[BEGIN STORED DATA]

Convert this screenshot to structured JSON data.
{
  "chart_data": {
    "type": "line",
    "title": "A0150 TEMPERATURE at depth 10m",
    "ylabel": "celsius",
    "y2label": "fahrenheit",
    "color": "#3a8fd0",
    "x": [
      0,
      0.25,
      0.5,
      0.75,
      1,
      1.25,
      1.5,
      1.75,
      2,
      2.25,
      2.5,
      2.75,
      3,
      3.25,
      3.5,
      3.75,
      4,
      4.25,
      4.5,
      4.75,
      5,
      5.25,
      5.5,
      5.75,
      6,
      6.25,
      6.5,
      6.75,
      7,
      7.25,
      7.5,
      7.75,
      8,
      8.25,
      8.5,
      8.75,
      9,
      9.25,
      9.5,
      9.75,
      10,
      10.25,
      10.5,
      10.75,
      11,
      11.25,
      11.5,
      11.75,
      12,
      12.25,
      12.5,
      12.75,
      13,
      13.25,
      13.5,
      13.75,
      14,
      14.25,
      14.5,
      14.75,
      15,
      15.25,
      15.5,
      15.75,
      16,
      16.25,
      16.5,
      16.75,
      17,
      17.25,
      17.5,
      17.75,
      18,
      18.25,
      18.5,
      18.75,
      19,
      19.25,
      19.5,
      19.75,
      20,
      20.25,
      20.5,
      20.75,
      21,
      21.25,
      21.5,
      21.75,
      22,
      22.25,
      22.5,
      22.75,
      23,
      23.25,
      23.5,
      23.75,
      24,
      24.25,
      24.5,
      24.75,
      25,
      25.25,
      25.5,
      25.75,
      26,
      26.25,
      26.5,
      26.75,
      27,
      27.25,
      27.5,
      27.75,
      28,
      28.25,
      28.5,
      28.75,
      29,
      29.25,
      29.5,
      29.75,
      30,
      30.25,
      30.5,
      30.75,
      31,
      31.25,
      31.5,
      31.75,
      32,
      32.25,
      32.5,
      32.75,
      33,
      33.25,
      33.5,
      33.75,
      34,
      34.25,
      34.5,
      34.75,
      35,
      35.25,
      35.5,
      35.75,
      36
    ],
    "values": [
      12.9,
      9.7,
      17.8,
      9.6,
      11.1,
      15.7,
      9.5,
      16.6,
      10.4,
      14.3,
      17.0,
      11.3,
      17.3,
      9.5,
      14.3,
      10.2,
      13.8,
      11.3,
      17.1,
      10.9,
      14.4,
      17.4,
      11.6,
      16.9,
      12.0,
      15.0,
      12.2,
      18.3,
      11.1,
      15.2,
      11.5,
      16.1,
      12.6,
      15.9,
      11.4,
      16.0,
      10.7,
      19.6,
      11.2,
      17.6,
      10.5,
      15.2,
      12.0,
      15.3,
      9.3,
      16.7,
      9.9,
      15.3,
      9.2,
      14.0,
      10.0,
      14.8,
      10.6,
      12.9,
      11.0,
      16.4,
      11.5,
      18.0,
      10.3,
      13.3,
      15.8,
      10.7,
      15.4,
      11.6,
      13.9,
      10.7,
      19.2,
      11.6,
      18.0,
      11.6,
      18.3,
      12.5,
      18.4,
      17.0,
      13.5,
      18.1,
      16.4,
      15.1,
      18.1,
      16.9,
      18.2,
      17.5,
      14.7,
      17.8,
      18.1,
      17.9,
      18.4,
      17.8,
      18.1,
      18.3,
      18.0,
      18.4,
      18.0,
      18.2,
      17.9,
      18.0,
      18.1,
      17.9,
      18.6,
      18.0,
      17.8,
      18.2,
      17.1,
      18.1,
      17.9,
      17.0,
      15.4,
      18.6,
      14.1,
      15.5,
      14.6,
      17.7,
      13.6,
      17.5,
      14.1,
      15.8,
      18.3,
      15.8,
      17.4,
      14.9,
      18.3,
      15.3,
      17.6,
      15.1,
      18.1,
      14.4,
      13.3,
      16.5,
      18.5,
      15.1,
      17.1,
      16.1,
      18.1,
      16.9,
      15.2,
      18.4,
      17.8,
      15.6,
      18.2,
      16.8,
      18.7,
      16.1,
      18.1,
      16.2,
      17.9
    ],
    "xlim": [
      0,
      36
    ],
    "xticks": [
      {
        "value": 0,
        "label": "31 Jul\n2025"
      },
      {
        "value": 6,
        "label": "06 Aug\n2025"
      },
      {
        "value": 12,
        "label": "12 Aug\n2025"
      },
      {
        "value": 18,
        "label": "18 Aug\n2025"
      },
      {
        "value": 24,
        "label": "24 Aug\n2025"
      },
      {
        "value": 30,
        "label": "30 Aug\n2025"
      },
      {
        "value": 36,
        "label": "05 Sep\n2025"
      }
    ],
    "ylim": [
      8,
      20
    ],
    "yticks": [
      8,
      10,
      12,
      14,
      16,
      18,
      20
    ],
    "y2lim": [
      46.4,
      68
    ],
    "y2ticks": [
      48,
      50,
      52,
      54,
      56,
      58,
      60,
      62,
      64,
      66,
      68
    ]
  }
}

[END STORED DATA]

### WHAT NEEDS TO BE DONE
Return every record above exactly as it appears.

### ANSWER IN FULL
Convert this screenshot to structured JSON data.
{
  "chart_data": {
    "type": "line",
    "title": "A0150 TEMPERATURE at depth 10m",
    "ylabel": "celsius",
    "y2label": "fahrenheit",
    "color": "#3a8fd0",
    "x": [
      0,
      0.25,
      0.5,
      0.75,
      1,
      1.25,
      1.5,
      1.75,
      2,
      2.25,
      2.5,
      2.75,
      3,
      3.25,
      3.5,
      3.75,
      4,
      4.25,
      4.5,
      4.75,
      5,
      5.25,
      5.5,
      5.75,
      6,
      6.25,
      6.5,
      6.75,
      7,
      7.25,
      7.5,
      7.75,
      8,
      8.25,
      8.5,
      8.75,
      9,
      9.25,
      9.5,
      9.75,
      10,
      10.25,
      10.5,
      10.75,
      11,
      11.25,
      11.5,
      11.75,
      12,
      12.25,
      12.5,
      12.75,
      13,
      13.25,
      13.5,
      13.75,
      14,
      14.25,
      14.5,
      14.75,
      15,
      15.25,
      15.5,
      15.75,
      16,
      16.25,
      16.5,
      16.75,
      17,
      17.25,
      17.5,
      17.75,
      18,
      18.25,
      18.5,
      18.75,
      19,
      19.25,
      19.5,
      19.75,
      20,
      20.25,
      20.5,
      20.75,
      21,
      21.25,
      21.5,
      21.75,
      22,
      22.25,
      22.5,
      22.75,
      23,
      23.25,
      23.5,
      23.75,
      24,
      24.25,
      24.5,
      24.75,
      25,
      25.25,
      25.5,
      25.75,
      26,
      26.25,
      26.5,
      26.75,
      27,
      27.25,
      27.5,
      27.75,
      28,
      28.25,
      28.5,
      28.75,
      29,
      29.25,
      29.5,
      29.75,
      30,
      30.25,
      30.5,
      30.75,
      31,
      31.25,
      31.5,
      31.75,
      32,
      32.25,
      32.5,
      32.75,
      33,
      33.25,
      33.5,
      33.75,
      34,
      34.25,
      34.5,
      34.75,
      35,
      35.25,
      35.5,
      35.75,
      36
    ],
    "values": [
      12.9,
      9.7,
      17.8,
      9.6,
      11.1,
      15.7,
      9.5,
      16.6,
      10.4,
      14.3,
      17.0,
      11.3,
      17.3,
      9.5,
      14.3,
      10.2,
      13.8,
      11.3,
      17.1,
      10.9,
      14.4,
      17.4,
      11.6,
      16.9,
      12.0,
      15.0,
      12.2,
      18.3,
      11.1,
      15.2,
      11.5,
      16.1,
      12.6,
      15.9,
      11.4,
      16.0,
      10.7,
      19.6,
      11.2,
      17.6,
      10.5,
      15.2,
      12.0,
      15.3,
      9.3,
      16.7,
      9.9,
      15.3,
      9.2,
      14.0,
      10.0,
      14.8,
      10.6,
      12.9,
      11.0,
      16.4,
      11.5,
      18.0,
      10.3,
      13.3,
      15.8,
      10.7,
      15.4,
      11.6,
      13.9,
      10.7,
      19.2,
      11.6,
      18.0,
      11.6,
      18.3,
      12.5,
      18.4,
      17.0,
      13.5,
      18.1,
      16.4,
      15.1,
      18.1,
      16.9,
      18.2,
      17.5,
      14.7,
      17.8,
      18.1,
      17.9,
      18.4,
      17.8,
      18.1,
      18.3,
      18.0,
      18.4,
      18.0,
      18.2,
      17.9,
      18.0,
      18.1,
      17.9,
      18.6,
      18.0,
      17.8,
      18.2,
      17.1,
      18.1,
      17.9,
      17.0,
      15.4,
      18.6,
      14.1,
      15.5,
      14.6,
      17.7,
      13.6,
      17.5,
      14.1,
      15.8,
      18.3,
      15.8,
      17.4,
      14.9,
      18.3,
      15.3,
      17.6,
      15.1,
      18.1,
      14.4,
      13.3,
      16.5,
      18.5,
      15.1,
      17.1,
      16.1,
      18.1,
      16.9,
      15.2,
      18.4,
      17.8,
      15.6,
      18.2,
      16.8,
      18.7,
      16.1,
      18.1,
      16.2,
      17.9
    ],
    "xlim": [
      0,
      36
    ],
    "xticks": [
      {
        "value": 0,
        "label": "31 Jul\n2025"
      },
      {
        "value": 6,
        "label": "06 Aug\n2025"
      },
      {
        "value": 12,
        "label": "12 Aug\n2025"
      },
      {
        "value": 18,
        "label": "18 Aug\n2025"
      },
      {
        "value": 24,
        "label": "24 Aug\n2025"
      },
      {
        "value": 30,
        "label": "30 Aug\n2025"
      },
      {
        "value": 36,
        "label": "05 Sep\n2025"
      }
    ],
    "ylim": [
      8,
      20
    ],
    "yticks": [
      8,
      10,
      12,
      14,
      16,
      18,
      20
    ],
    "y2lim": [
      46.4,
      68
    ],
    "y2ticks": [
      48,
      50,
      52,
      54,
      56,
      58,
      60,
      62,
      64,
      66,
      68
    ]
  }
}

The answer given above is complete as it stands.